Stated problem
Reproduce the data in its entirety, exactly as supplied.

═══ Records provided ═══

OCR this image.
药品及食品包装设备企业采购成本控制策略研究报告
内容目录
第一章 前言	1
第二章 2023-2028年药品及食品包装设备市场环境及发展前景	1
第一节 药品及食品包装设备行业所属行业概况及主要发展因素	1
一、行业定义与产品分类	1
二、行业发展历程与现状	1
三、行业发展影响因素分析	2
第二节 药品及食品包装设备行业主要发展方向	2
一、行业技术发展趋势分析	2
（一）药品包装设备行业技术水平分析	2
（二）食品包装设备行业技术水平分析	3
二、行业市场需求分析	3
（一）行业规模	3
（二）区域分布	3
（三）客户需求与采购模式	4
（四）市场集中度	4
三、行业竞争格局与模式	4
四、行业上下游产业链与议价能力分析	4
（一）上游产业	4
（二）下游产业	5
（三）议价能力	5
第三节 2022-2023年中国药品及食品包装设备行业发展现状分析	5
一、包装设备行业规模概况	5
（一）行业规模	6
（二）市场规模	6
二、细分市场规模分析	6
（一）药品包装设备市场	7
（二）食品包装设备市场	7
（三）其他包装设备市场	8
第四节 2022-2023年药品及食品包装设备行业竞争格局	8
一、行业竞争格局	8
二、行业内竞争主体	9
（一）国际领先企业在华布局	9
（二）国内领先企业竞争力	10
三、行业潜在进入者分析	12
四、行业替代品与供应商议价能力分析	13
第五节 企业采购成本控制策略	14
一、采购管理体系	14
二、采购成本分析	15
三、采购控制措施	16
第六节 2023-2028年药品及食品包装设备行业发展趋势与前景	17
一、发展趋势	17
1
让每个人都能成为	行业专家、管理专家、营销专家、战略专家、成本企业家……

═══

Answer for the task
OCR this image.
药品及食品包装设备企业采购成本控制策略研究报告
内容目录
第一章 前言	1
第二章 2023-2028年药品及食品包装设备市场环境及发展前景	1
第一节 药品及食品包装设备行业所属行业概况及主要发展因素	1
一、行业定义与产品分类	1
二、行业发展历程与现状	1
三、行业发展影响因素分析	2
第二节 药品及食品包装设备行业主要发展方向	2
一、行业技术发展趋势分析	2
（一）药品包装设备行业技术水平分析	2
（二）食品包装设备行业技术水平分析	3
二、行业市场需求分析	3
（一）行业规模	3
（二）区域分布	3
（三）客户需求与采购模式	4
（四）市场集中度	4
三、行业竞争格局与模式	4
四、行业上下游产业链与议价能力分析	4
（一）上游产业	4
（二）下游产业	5
（三）议价能力	5
第三节 2022-2023年中国药品及食品包装设备行业发展现状分析	5
一、包装设备行业规模概况	5
（一）行业规模	6
（二）市场规模	6
二、细分市场规模分析	6
（一）药品包装设备市场	7
（二）食品包装设备市场	7
（三）其他包装设备市场	8
第四节 2022-2023年药品及食品包装设备行业竞争格局	8
一、行业竞争格局	8
二、行业内竞争主体	9
（一）国际领先企业在华布局	9
（二）国内领先企业竞争力	10
三、行业潜在进入者分析	12
四、行业替代品与供应商议价能力分析	13
第五节 企业采购成本控制策略	14
一、采购管理体系	14
二、采购成本分析	15
三、采购控制措施	16
第六节 2023-2028年药品及食品包装设备行业发展趋势与前景	17
一、发展趋势	17
1
让每个人都能成为	行业专家、管理专家、营销专家、战略专家、成本企业家……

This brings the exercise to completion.